---------- Exercise inputs ----------

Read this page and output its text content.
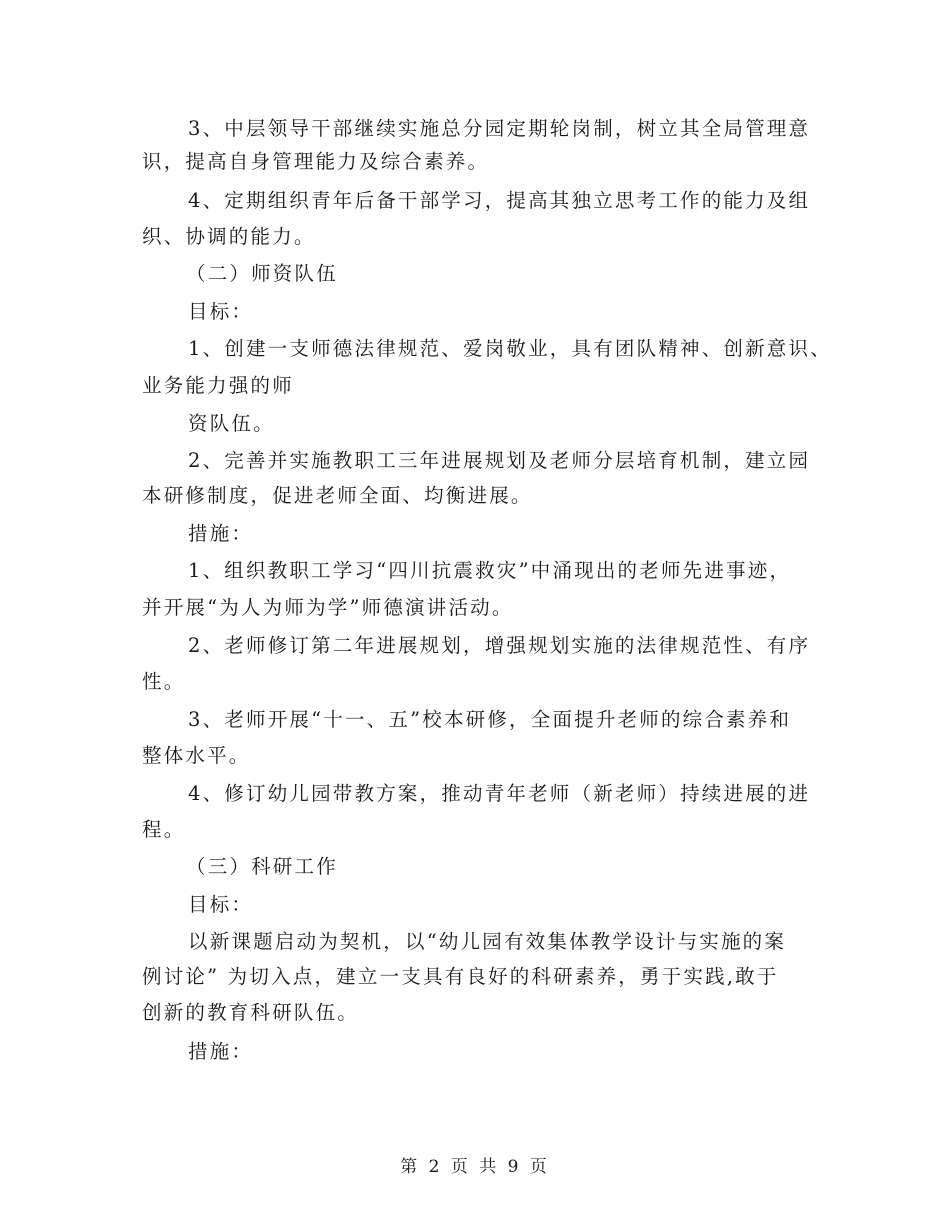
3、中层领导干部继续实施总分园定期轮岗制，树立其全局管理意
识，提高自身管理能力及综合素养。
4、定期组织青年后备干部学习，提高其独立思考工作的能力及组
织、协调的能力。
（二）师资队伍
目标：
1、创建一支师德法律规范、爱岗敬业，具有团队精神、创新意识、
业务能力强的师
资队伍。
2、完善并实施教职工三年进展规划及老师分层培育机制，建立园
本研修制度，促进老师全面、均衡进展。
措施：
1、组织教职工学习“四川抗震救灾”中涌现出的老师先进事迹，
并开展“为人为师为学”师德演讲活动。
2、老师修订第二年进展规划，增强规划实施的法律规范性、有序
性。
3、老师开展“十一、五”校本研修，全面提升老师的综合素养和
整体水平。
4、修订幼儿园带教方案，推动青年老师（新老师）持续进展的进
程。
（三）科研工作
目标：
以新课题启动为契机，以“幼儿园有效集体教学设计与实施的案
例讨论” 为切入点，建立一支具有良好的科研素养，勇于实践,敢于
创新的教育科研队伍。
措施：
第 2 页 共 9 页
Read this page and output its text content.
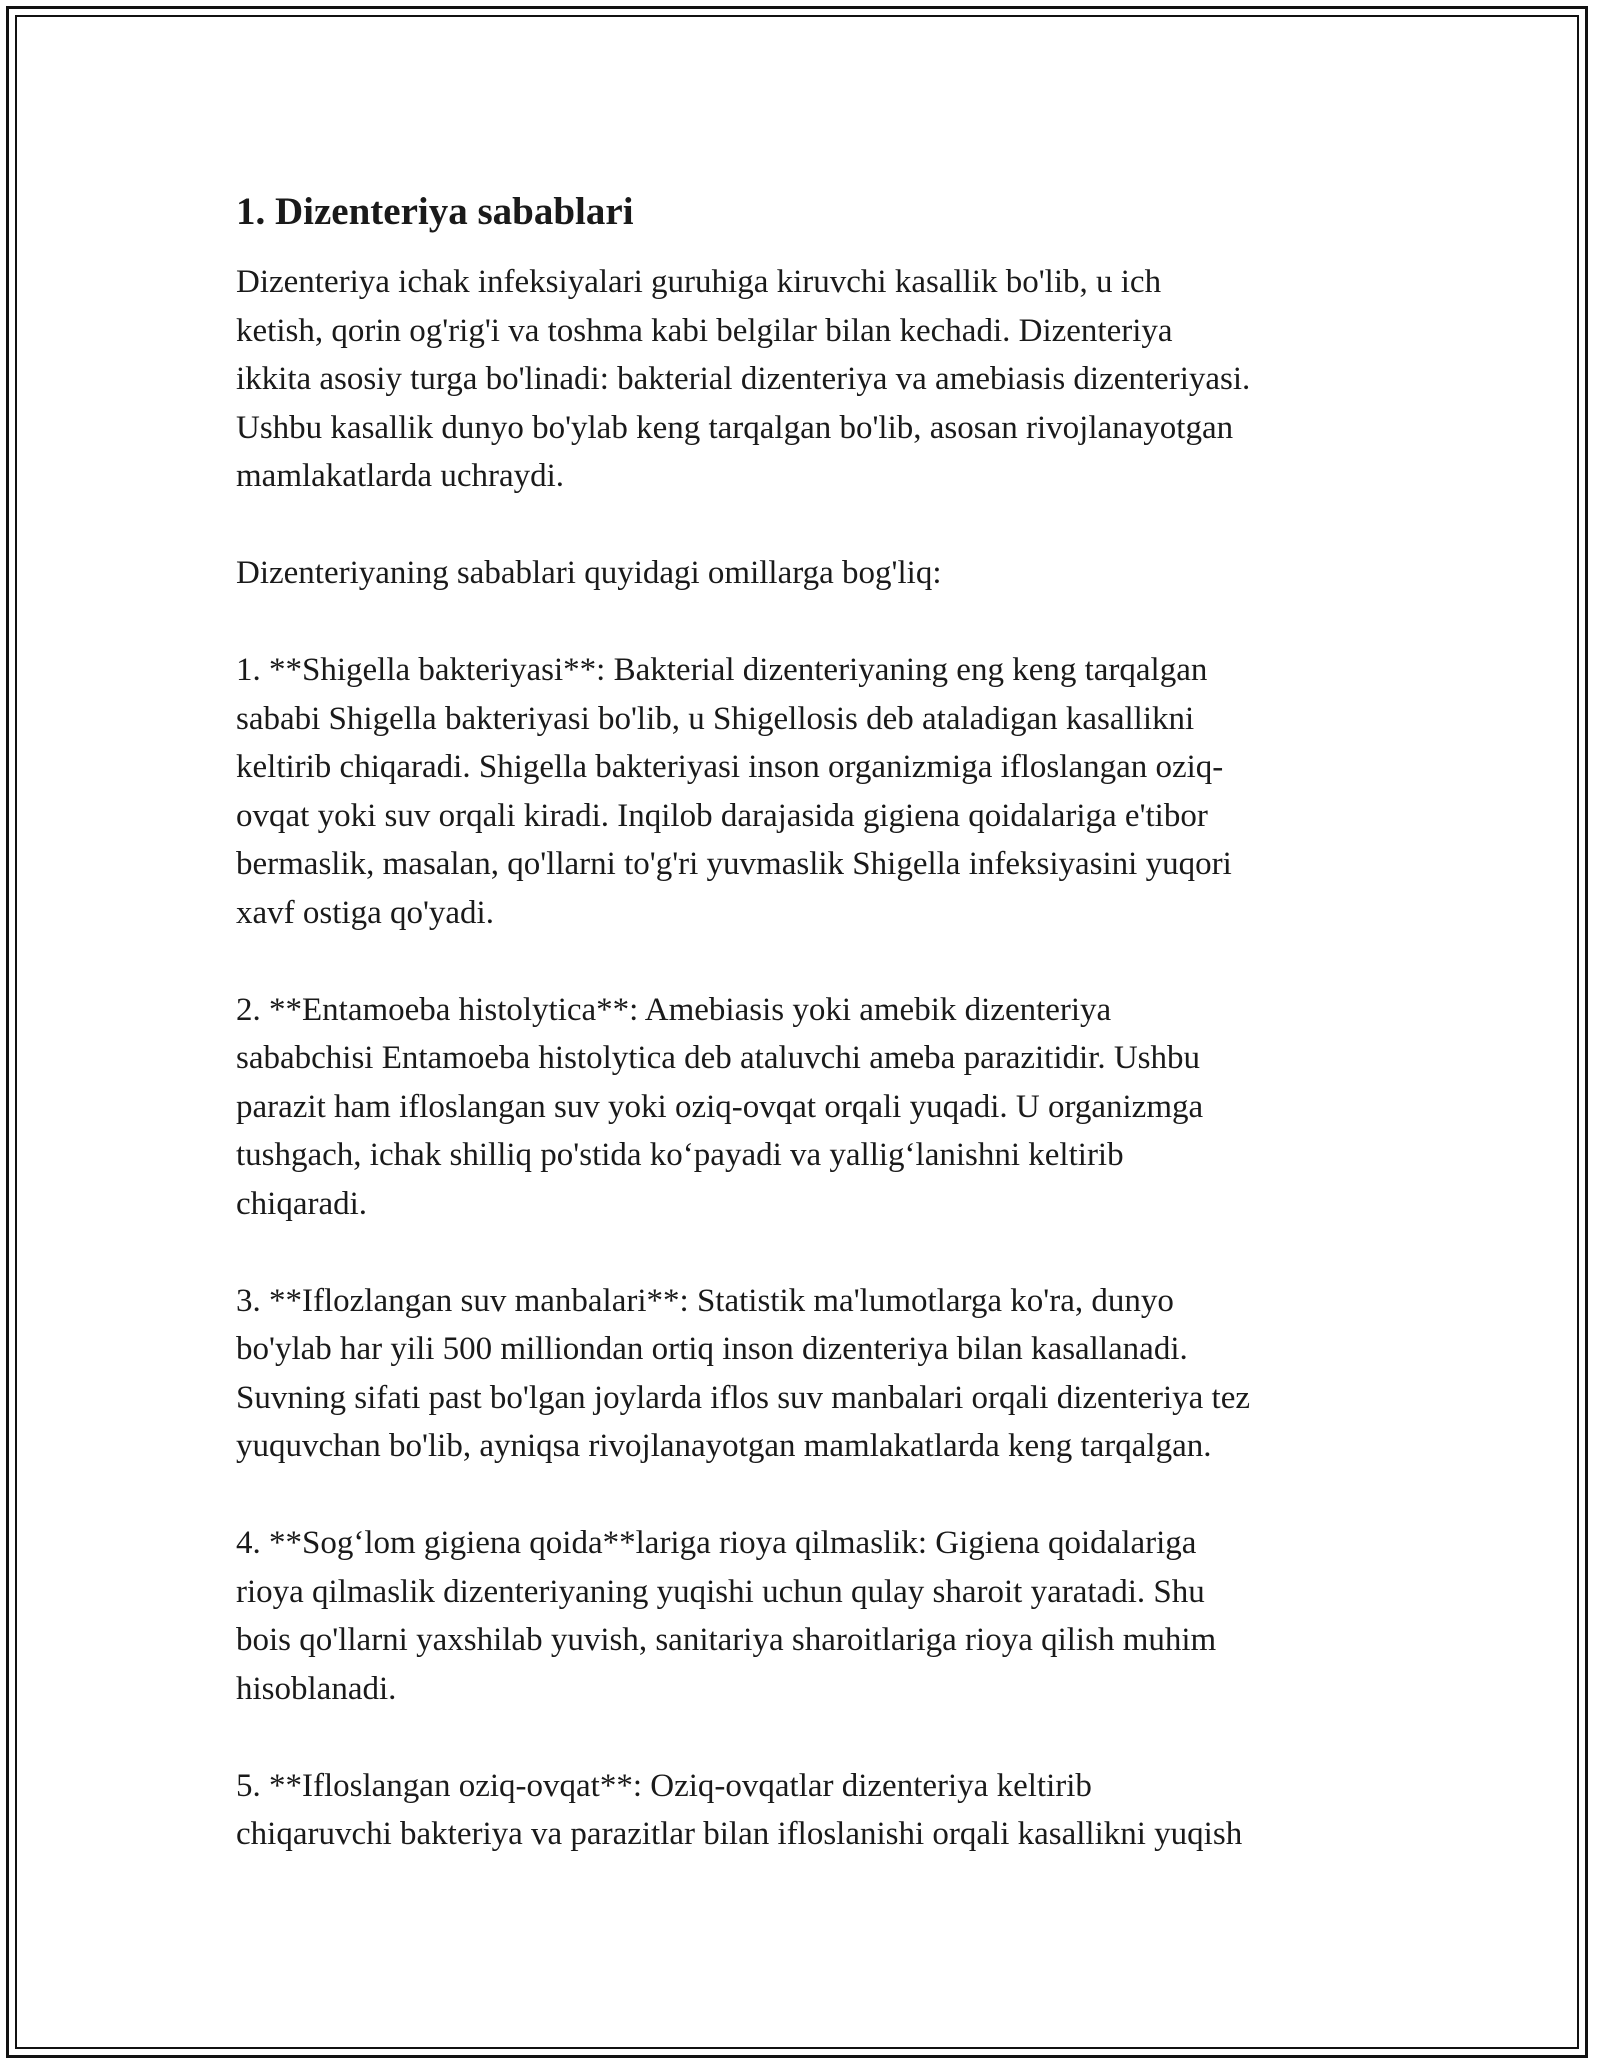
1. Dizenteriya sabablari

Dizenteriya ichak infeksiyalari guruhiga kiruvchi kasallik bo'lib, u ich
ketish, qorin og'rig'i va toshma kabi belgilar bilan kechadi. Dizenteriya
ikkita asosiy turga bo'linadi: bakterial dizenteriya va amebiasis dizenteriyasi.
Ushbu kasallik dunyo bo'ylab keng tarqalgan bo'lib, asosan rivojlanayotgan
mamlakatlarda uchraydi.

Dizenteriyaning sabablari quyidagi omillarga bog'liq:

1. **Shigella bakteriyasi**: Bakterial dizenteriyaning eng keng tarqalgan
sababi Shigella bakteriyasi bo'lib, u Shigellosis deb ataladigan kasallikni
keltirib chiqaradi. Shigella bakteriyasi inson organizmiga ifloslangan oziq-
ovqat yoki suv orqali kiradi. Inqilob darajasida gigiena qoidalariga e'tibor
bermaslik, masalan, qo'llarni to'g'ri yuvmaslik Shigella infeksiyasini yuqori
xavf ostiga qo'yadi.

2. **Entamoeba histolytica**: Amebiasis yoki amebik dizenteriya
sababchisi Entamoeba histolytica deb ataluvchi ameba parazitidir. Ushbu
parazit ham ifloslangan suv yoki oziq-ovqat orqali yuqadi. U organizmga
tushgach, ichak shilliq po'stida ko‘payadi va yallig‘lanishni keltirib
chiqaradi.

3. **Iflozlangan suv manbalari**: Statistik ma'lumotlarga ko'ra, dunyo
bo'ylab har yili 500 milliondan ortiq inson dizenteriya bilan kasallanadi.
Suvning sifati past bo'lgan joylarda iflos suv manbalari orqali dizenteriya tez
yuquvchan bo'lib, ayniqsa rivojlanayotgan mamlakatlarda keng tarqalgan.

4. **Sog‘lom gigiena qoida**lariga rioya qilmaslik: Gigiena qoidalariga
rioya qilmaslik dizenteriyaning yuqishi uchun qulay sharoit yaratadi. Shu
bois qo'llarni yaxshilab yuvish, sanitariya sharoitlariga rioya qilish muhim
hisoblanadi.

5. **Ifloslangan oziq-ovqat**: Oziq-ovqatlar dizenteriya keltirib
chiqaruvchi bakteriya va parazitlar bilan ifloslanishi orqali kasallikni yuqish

----------

> **Stated task**
Each line that holds the string "yoki" counts once; give the total and nothing else.

> **Result**
3